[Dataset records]
┌────────

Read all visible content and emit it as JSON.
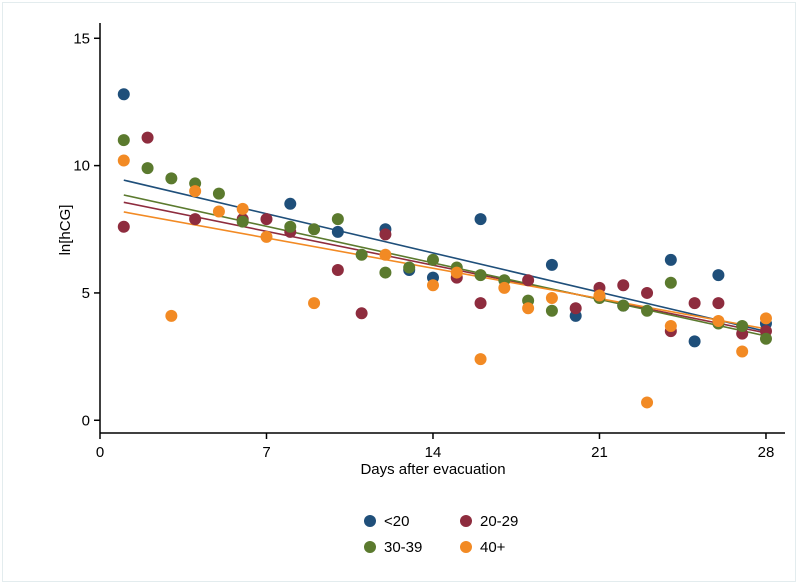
{
  "chart_data": {
    "type": "scatter",
    "title": "",
    "xlabel": "Days after evacuation",
    "ylabel": "ln[hCG]",
    "xlim": [
      0,
      28.8
    ],
    "ylim": [
      -0.5,
      15.6
    ],
    "xticks": [
      0,
      7,
      14,
      21,
      28
    ],
    "yticks": [
      0,
      5,
      10,
      15
    ],
    "grid": false,
    "legend_position": "bottom",
    "series": [
      {
        "name": "<20",
        "color": "#1f4f7a",
        "points": [
          [
            1,
            12.8
          ],
          [
            8,
            8.5
          ],
          [
            10,
            7.4
          ],
          [
            12,
            7.5
          ],
          [
            13,
            5.9
          ],
          [
            14,
            5.6
          ],
          [
            16,
            7.9
          ],
          [
            19,
            6.1
          ],
          [
            20,
            4.1
          ],
          [
            22,
            4.5
          ],
          [
            24,
            6.3
          ],
          [
            25,
            3.1
          ],
          [
            26,
            5.7
          ],
          [
            28,
            3.8
          ]
        ],
        "fit": {
          "intercept": 9.65,
          "slope": -0.22
        }
      },
      {
        "name": "20-29",
        "color": "#8e2c3e",
        "points": [
          [
            1,
            7.6
          ],
          [
            2,
            11.1
          ],
          [
            4,
            7.9
          ],
          [
            6,
            7.9
          ],
          [
            7,
            7.9
          ],
          [
            8,
            7.4
          ],
          [
            10,
            5.9
          ],
          [
            11,
            4.2
          ],
          [
            12,
            7.3
          ],
          [
            15,
            5.6
          ],
          [
            16,
            4.6
          ],
          [
            18,
            5.5
          ],
          [
            20,
            4.4
          ],
          [
            21,
            5.2
          ],
          [
            22,
            5.3
          ],
          [
            23,
            5.0
          ],
          [
            24,
            3.5
          ],
          [
            25,
            4.6
          ],
          [
            26,
            4.6
          ],
          [
            27,
            3.4
          ],
          [
            28,
            3.5
          ]
        ],
        "fit": {
          "intercept": 8.75,
          "slope": -0.19
        }
      },
      {
        "name": "30-39",
        "color": "#5b7a2e",
        "points": [
          [
            1,
            11.0
          ],
          [
            2,
            9.9
          ],
          [
            3,
            9.5
          ],
          [
            4,
            9.3
          ],
          [
            5,
            8.9
          ],
          [
            6,
            7.8
          ],
          [
            8,
            7.6
          ],
          [
            9,
            7.5
          ],
          [
            10,
            7.9
          ],
          [
            11,
            6.5
          ],
          [
            12,
            5.8
          ],
          [
            13,
            6.0
          ],
          [
            14,
            6.3
          ],
          [
            15,
            6.0
          ],
          [
            16,
            5.7
          ],
          [
            17,
            5.5
          ],
          [
            18,
            4.7
          ],
          [
            19,
            4.3
          ],
          [
            21,
            4.8
          ],
          [
            22,
            4.5
          ],
          [
            23,
            4.3
          ],
          [
            24,
            5.4
          ],
          [
            26,
            3.8
          ],
          [
            27,
            3.7
          ],
          [
            28,
            3.2
          ]
        ],
        "fit": {
          "intercept": 9.05,
          "slope": -0.205
        }
      },
      {
        "name": "40+",
        "color": "#f28a24",
        "points": [
          [
            1,
            10.2
          ],
          [
            3,
            4.1
          ],
          [
            4,
            9.0
          ],
          [
            5,
            8.2
          ],
          [
            6,
            8.3
          ],
          [
            7,
            7.2
          ],
          [
            9,
            4.6
          ],
          [
            12,
            6.5
          ],
          [
            14,
            5.3
          ],
          [
            15,
            5.8
          ],
          [
            16,
            2.4
          ],
          [
            17,
            5.2
          ],
          [
            18,
            4.4
          ],
          [
            19,
            4.8
          ],
          [
            21,
            4.9
          ],
          [
            23,
            0.7
          ],
          [
            24,
            3.7
          ],
          [
            26,
            3.9
          ],
          [
            27,
            2.7
          ],
          [
            28,
            4.0
          ]
        ],
        "fit": {
          "intercept": 8.35,
          "slope": -0.17
        }
      }
    ]
  }
}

└────────

Leaving aside the images, write out the entries above word for word.

Read all visible content and emit it as JSON.
{
  "chart_data": {
    "type": "scatter",
    "title": "",
    "xlabel": "Days after evacuation",
    "ylabel": "ln[hCG]",
    "xlim": [
      0,
      28.8
    ],
    "ylim": [
      -0.5,
      15.6
    ],
    "xticks": [
      0,
      7,
      14,
      21,
      28
    ],
    "yticks": [
      0,
      5,
      10,
      15
    ],
    "grid": false,
    "legend_position": "bottom",
    "series": [
      {
        "name": "<20",
        "color": "#1f4f7a",
        "points": [
          [
            1,
            12.8
          ],
          [
            8,
            8.5
          ],
          [
            10,
            7.4
          ],
          [
            12,
            7.5
          ],
          [
            13,
            5.9
          ],
          [
            14,
            5.6
          ],
          [
            16,
            7.9
          ],
          [
            19,
            6.1
          ],
          [
            20,
            4.1
          ],
          [
            22,
            4.5
          ],
          [
            24,
            6.3
          ],
          [
            25,
            3.1
          ],
          [
            26,
            5.7
          ],
          [
            28,
            3.8
          ]
        ],
        "fit": {
          "intercept": 9.65,
          "slope": -0.22
        }
      },
      {
        "name": "20-29",
        "color": "#8e2c3e",
        "points": [
          [
            1,
            7.6
          ],
          [
            2,
            11.1
          ],
          [
            4,
            7.9
          ],
          [
            6,
            7.9
          ],
          [
            7,
            7.9
          ],
          [
            8,
            7.4
          ],
          [
            10,
            5.9
          ],
          [
            11,
            4.2
          ],
          [
            12,
            7.3
          ],
          [
            15,
            5.6
          ],
          [
            16,
            4.6
          ],
          [
            18,
            5.5
          ],
          [
            20,
            4.4
          ],
          [
            21,
            5.2
          ],
          [
            22,
            5.3
          ],
          [
            23,
            5.0
          ],
          [
            24,
            3.5
          ],
          [
            25,
            4.6
          ],
          [
            26,
            4.6
          ],
          [
            27,
            3.4
          ],
          [
            28,
            3.5
          ]
        ],
        "fit": {
          "intercept": 8.75,
          "slope": -0.19
        }
      },
      {
        "name": "30-39",
        "color": "#5b7a2e",
        "points": [
          [
            1,
            11.0
          ],
          [
            2,
            9.9
          ],
          [
            3,
            9.5
          ],
          [
            4,
            9.3
          ],
          [
            5,
            8.9
          ],
          [
            6,
            7.8
          ],
          [
            8,
            7.6
          ],
          [
            9,
            7.5
          ],
          [
            10,
            7.9
          ],
          [
            11,
            6.5
          ],
          [
            12,
            5.8
          ],
          [
            13,
            6.0
          ],
          [
            14,
            6.3
          ],
          [
            15,
            6.0
          ],
          [
            16,
            5.7
          ],
          [
            17,
            5.5
          ],
          [
            18,
            4.7
          ],
          [
            19,
            4.3
          ],
          [
            21,
            4.8
          ],
          [
            22,
            4.5
          ],
          [
            23,
            4.3
          ],
          [
            24,
            5.4
          ],
          [
            26,
            3.8
          ],
          [
            27,
            3.7
          ],
          [
            28,
            3.2
          ]
        ],
        "fit": {
          "intercept": 9.05,
          "slope": -0.205
        }
      },
      {
        "name": "40+",
        "color": "#f28a24",
        "points": [
          [
            1,
            10.2
          ],
          [
            3,
            4.1
          ],
          [
            4,
            9.0
          ],
          [
            5,
            8.2
          ],
          [
            6,
            8.3
          ],
          [
            7,
            7.2
          ],
          [
            9,
            4.6
          ],
          [
            12,
            6.5
          ],
          [
            14,
            5.3
          ],
          [
            15,
            5.8
          ],
          [
            16,
            2.4
          ],
          [
            17,
            5.2
          ],
          [
            18,
            4.4
          ],
          [
            19,
            4.8
          ],
          [
            21,
            4.9
          ],
          [
            23,
            0.7
          ],
          [
            24,
            3.7
          ],
          [
            26,
            3.9
          ],
          [
            27,
            2.7
          ],
          [
            28,
            4.0
          ]
        ],
        "fit": {
          "intercept": 8.35,
          "slope": -0.17
        }
      }
    ]
  }
}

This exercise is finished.